The exercise -
Copy every record below exactly.

Working data -
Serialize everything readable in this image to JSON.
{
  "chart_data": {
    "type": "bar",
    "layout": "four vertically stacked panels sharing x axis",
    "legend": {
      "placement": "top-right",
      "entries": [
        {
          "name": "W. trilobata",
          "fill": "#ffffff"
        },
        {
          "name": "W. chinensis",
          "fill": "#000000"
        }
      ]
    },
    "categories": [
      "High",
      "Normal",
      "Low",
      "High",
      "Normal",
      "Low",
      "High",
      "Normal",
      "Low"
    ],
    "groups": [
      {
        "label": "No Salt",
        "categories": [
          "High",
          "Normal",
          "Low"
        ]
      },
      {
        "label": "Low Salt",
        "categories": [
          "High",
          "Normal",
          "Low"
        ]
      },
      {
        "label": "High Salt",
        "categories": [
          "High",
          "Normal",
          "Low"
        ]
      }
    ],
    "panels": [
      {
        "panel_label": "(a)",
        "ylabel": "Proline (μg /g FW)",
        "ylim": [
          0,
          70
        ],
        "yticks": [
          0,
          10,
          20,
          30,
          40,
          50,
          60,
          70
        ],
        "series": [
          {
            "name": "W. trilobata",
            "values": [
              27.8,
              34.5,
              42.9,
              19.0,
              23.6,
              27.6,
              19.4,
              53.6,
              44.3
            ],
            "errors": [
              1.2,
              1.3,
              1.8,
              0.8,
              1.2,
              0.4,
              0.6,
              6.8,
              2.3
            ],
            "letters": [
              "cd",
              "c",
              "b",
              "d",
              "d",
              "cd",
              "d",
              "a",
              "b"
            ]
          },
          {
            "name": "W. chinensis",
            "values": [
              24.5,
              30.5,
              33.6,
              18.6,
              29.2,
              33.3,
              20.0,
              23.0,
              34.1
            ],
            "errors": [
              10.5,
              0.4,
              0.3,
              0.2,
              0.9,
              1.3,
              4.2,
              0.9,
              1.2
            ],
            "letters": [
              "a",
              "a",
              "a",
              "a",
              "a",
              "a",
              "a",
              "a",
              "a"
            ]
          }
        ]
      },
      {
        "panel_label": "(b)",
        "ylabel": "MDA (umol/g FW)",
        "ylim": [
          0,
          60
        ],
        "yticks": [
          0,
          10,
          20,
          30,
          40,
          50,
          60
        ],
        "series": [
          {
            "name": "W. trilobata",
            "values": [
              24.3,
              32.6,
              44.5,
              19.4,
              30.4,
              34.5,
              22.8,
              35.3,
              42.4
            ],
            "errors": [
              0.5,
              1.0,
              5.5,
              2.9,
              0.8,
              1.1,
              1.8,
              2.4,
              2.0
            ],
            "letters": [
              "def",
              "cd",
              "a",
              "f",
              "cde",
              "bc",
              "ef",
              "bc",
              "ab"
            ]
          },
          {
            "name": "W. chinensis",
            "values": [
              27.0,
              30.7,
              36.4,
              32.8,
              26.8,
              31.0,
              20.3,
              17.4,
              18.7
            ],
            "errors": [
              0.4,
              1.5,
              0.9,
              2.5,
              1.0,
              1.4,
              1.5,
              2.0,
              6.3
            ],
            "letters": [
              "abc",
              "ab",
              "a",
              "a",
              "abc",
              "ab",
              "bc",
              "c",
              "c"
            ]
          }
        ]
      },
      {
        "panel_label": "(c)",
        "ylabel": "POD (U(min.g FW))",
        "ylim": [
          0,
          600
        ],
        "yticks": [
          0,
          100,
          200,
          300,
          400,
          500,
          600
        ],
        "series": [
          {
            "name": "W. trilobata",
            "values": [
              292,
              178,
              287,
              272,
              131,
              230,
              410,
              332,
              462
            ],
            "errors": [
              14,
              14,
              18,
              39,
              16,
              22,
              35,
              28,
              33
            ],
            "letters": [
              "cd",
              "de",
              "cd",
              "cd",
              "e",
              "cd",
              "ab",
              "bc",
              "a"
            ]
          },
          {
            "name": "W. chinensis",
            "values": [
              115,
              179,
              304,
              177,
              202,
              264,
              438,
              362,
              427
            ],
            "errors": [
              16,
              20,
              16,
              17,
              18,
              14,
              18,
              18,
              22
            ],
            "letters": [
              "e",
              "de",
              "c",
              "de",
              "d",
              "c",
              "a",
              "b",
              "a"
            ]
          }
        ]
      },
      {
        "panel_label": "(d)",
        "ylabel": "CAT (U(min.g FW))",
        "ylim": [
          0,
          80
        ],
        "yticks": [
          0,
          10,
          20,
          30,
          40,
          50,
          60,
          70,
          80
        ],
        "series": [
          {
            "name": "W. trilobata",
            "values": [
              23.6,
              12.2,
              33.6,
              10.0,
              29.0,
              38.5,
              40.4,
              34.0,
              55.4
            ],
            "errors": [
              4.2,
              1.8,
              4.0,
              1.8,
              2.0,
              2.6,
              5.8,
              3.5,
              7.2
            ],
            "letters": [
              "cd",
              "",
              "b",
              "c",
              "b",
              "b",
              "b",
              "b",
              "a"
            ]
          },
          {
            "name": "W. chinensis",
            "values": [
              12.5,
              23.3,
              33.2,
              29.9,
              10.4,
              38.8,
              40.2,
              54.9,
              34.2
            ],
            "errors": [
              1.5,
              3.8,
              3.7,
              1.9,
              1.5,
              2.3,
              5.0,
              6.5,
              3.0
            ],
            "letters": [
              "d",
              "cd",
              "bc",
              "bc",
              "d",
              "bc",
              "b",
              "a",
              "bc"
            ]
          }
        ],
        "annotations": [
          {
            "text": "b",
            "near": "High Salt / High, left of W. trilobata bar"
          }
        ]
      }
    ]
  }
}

Answer to this problem -
Serialize everything readable in this image to JSON.
{
  "chart_data": {
    "type": "bar",
    "layout": "four vertically stacked panels sharing x axis",
    "legend": {
      "placement": "top-right",
      "entries": [
        {
          "name": "W. trilobata",
          "fill": "#ffffff"
        },
        {
          "name": "W. chinensis",
          "fill": "#000000"
        }
      ]
    },
    "categories": [
      "High",
      "Normal",
      "Low",
      "High",
      "Normal",
      "Low",
      "High",
      "Normal",
      "Low"
    ],
    "groups": [
      {
        "label": "No Salt",
        "categories": [
          "High",
          "Normal",
          "Low"
        ]
      },
      {
        "label": "Low Salt",
        "categories": [
          "High",
          "Normal",
          "Low"
        ]
      },
      {
        "label": "High Salt",
        "categories": [
          "High",
          "Normal",
          "Low"
        ]
      }
    ],
    "panels": [
      {
        "panel_label": "(a)",
        "ylabel": "Proline (μg /g FW)",
        "ylim": [
          0,
          70
        ],
        "yticks": [
          0,
          10,
          20,
          30,
          40,
          50,
          60,
          70
        ],
        "series": [
          {
            "name": "W. trilobata",
            "values": [
              27.8,
              34.5,
              42.9,
              19.0,
              23.6,
              27.6,
              19.4,
              53.6,
              44.3
            ],
            "errors": [
              1.2,
              1.3,
              1.8,
              0.8,
              1.2,
              0.4,
              0.6,
              6.8,
              2.3
            ],
            "letters": [
              "cd",
              "c",
              "b",
              "d",
              "d",
              "cd",
              "d",
              "a",
              "b"
            ]
          },
          {
            "name": "W. chinensis",
            "values": [
              24.5,
              30.5,
              33.6,
              18.6,
              29.2,
              33.3,
              20.0,
              23.0,
              34.1
            ],
            "errors": [
              10.5,
              0.4,
              0.3,
              0.2,
              0.9,
              1.3,
              4.2,
              0.9,
              1.2
            ],
            "letters": [
              "a",
              "a",
              "a",
              "a",
              "a",
              "a",
              "a",
              "a",
              "a"
            ]
          }
        ]
      },
      {
        "panel_label": "(b)",
        "ylabel": "MDA (umol/g FW)",
        "ylim": [
          0,
          60
        ],
        "yticks": [
          0,
          10,
          20,
          30,
          40,
          50,
          60
        ],
        "series": [
          {
            "name": "W. trilobata",
            "values": [
              24.3,
              32.6,
              44.5,
              19.4,
              30.4,
              34.5,
              22.8,
              35.3,
              42.4
            ],
            "errors": [
              0.5,
              1.0,
              5.5,
              2.9,
              0.8,
              1.1,
              1.8,
              2.4,
              2.0
            ],
            "letters": [
              "def",
              "cd",
              "a",
              "f",
              "cde",
              "bc",
              "ef",
              "bc",
              "ab"
            ]
          },
          {
            "name": "W. chinensis",
            "values": [
              27.0,
              30.7,
              36.4,
              32.8,
              26.8,
              31.0,
              20.3,
              17.4,
              18.7
            ],
            "errors": [
              0.4,
              1.5,
              0.9,
              2.5,
              1.0,
              1.4,
              1.5,
              2.0,
              6.3
            ],
            "letters": [
              "abc",
              "ab",
              "a",
              "a",
              "abc",
              "ab",
              "bc",
              "c",
              "c"
            ]
          }
        ]
      },
      {
        "panel_label": "(c)",
        "ylabel": "POD (U(min.g FW))",
        "ylim": [
          0,
          600
        ],
        "yticks": [
          0,
          100,
          200,
          300,
          400,
          500,
          600
        ],
        "series": [
          {
            "name": "W. trilobata",
            "values": [
              292,
              178,
              287,
              272,
              131,
              230,
              410,
              332,
              462
            ],
            "errors": [
              14,
              14,
              18,
              39,
              16,
              22,
              35,
              28,
              33
            ],
            "letters": [
              "cd",
              "de",
              "cd",
              "cd",
              "e",
              "cd",
              "ab",
              "bc",
              "a"
            ]
          },
          {
            "name": "W. chinensis",
            "values": [
              115,
              179,
              304,
              177,
              202,
              264,
              438,
              362,
              427
            ],
            "errors": [
              16,
              20,
              16,
              17,
              18,
              14,
              18,
              18,
              22
            ],
            "letters": [
              "e",
              "de",
              "c",
              "de",
              "d",
              "c",
              "a",
              "b",
              "a"
            ]
          }
        ]
      },
      {
        "panel_label": "(d)",
        "ylabel": "CAT (U(min.g FW))",
        "ylim": [
          0,
          80
        ],
        "yticks": [
          0,
          10,
          20,
          30,
          40,
          50,
          60,
          70,
          80
        ],
        "series": [
          {
            "name": "W. trilobata",
            "values": [
              23.6,
              12.2,
              33.6,
              10.0,
              29.0,
              38.5,
              40.4,
              34.0,
              55.4
            ],
            "errors": [
              4.2,
              1.8,
              4.0,
              1.8,
              2.0,
              2.6,
              5.8,
              3.5,
              7.2
            ],
            "letters": [
              "cd",
              "",
              "b",
              "c",
              "b",
              "b",
              "b",
              "b",
              "a"
            ]
          },
          {
            "name": "W. chinensis",
            "values": [
              12.5,
              23.3,
              33.2,
              29.9,
              10.4,
              38.8,
              40.2,
              54.9,
              34.2
            ],
            "errors": [
              1.5,
              3.8,
              3.7,
              1.9,
              1.5,
              2.3,
              5.0,
              6.5,
              3.0
            ],
            "letters": [
              "d",
              "cd",
              "bc",
              "bc",
              "d",
              "bc",
              "b",
              "a",
              "bc"
            ]
          }
        ],
        "annotations": [
          {
            "text": "b",
            "near": "High Salt / High, left of W. trilobata bar"
          }
        ]
      }
    ]
  }
}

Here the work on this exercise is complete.